What you have to do: Reproduce the records word for word, starting at the very beginning and ending after the line that contains "download-logs-label: Download Logs: [814, 580, 918, 597]", including that line.

** begin **

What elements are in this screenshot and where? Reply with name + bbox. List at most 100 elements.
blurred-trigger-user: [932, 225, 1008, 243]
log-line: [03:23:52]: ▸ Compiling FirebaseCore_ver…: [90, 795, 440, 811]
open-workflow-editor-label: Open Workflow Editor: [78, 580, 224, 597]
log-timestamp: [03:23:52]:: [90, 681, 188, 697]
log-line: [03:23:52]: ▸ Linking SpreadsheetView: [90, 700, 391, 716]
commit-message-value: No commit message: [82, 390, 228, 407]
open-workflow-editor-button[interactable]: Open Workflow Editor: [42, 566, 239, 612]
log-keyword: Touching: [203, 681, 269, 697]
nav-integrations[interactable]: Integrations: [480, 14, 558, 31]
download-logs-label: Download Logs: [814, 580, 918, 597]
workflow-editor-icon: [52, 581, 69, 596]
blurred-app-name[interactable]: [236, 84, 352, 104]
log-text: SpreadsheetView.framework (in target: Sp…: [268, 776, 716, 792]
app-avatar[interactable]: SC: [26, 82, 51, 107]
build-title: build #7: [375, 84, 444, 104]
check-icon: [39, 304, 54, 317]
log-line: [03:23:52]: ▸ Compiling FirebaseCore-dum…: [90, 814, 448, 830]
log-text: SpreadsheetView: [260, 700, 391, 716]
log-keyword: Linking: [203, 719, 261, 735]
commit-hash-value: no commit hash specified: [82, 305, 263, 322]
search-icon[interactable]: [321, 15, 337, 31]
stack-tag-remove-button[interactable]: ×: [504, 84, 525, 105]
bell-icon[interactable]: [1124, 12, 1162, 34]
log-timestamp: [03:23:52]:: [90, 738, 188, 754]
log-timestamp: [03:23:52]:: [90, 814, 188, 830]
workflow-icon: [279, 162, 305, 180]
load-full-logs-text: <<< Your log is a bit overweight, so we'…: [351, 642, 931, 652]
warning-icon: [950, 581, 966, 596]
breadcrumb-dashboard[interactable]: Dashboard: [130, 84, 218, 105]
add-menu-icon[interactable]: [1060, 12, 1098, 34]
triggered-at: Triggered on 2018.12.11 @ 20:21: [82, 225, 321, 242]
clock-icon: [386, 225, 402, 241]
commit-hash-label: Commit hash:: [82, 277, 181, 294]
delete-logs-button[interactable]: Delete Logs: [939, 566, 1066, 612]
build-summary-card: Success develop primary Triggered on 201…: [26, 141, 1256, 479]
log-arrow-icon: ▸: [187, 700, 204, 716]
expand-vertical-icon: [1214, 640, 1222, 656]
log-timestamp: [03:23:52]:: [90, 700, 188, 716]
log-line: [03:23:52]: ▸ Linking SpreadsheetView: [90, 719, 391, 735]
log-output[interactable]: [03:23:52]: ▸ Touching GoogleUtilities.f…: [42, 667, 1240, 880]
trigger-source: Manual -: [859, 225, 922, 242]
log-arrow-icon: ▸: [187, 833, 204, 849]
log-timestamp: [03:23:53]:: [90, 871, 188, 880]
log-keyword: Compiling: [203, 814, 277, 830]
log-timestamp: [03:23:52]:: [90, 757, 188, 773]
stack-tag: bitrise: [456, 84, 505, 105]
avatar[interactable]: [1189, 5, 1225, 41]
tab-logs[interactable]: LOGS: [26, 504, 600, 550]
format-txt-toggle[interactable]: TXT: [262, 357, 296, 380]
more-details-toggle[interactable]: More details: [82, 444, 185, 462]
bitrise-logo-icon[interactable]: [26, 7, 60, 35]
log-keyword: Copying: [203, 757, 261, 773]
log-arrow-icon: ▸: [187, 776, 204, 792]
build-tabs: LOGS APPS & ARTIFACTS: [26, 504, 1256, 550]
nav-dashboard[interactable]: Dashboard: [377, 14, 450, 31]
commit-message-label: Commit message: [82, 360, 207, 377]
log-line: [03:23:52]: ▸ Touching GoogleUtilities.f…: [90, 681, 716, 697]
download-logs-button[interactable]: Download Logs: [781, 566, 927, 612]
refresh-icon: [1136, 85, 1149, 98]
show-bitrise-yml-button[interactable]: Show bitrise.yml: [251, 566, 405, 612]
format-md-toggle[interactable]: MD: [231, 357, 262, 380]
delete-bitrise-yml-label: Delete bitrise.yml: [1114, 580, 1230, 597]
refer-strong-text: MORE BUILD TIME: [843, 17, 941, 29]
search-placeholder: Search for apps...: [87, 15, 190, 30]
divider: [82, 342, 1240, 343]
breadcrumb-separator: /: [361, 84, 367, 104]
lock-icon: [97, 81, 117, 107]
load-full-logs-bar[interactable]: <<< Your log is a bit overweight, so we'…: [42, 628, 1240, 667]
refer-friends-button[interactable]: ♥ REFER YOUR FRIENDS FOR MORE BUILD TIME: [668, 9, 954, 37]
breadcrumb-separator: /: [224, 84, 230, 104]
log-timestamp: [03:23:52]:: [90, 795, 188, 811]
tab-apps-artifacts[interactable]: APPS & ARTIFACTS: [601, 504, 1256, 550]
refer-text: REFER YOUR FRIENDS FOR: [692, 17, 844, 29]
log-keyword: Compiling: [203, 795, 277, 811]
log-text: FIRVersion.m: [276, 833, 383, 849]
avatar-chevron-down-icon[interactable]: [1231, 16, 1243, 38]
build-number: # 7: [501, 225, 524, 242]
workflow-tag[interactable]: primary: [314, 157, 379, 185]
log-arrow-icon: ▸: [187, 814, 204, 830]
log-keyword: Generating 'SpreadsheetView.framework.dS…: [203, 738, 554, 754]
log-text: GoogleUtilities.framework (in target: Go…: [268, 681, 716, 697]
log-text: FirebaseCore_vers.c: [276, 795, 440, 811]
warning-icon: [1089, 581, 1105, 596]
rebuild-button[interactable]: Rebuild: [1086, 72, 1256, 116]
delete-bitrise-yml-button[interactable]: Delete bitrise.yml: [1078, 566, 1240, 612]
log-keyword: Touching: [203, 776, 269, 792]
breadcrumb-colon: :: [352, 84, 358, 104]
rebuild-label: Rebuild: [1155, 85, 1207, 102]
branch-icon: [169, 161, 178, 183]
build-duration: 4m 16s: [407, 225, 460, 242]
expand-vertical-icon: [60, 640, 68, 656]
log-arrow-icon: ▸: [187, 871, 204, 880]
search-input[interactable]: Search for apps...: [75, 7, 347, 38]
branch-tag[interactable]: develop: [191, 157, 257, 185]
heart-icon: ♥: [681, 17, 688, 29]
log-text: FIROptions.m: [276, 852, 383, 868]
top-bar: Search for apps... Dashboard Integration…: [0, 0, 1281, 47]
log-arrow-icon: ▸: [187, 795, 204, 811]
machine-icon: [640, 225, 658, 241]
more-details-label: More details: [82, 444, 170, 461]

** end **

Solved problem:
What elements are in this screenshot and where? Reply with name + bbox. List at most 100 elements.
blurred-trigger-user: [932, 225, 1008, 243]
log-line: [03:23:52]: ▸ Compiling FirebaseCore_ver…: [90, 795, 440, 811]
open-workflow-editor-label: Open Workflow Editor: [78, 580, 224, 597]
log-timestamp: [03:23:52]:: [90, 681, 188, 697]
log-line: [03:23:52]: ▸ Linking SpreadsheetView: [90, 700, 391, 716]
commit-message-value: No commit message: [82, 390, 228, 407]
open-workflow-editor-button[interactable]: Open Workflow Editor: [42, 566, 239, 612]
log-keyword: Touching: [203, 681, 269, 697]
nav-integrations[interactable]: Integrations: [480, 14, 558, 31]
download-logs-label: Download Logs: [814, 580, 918, 597]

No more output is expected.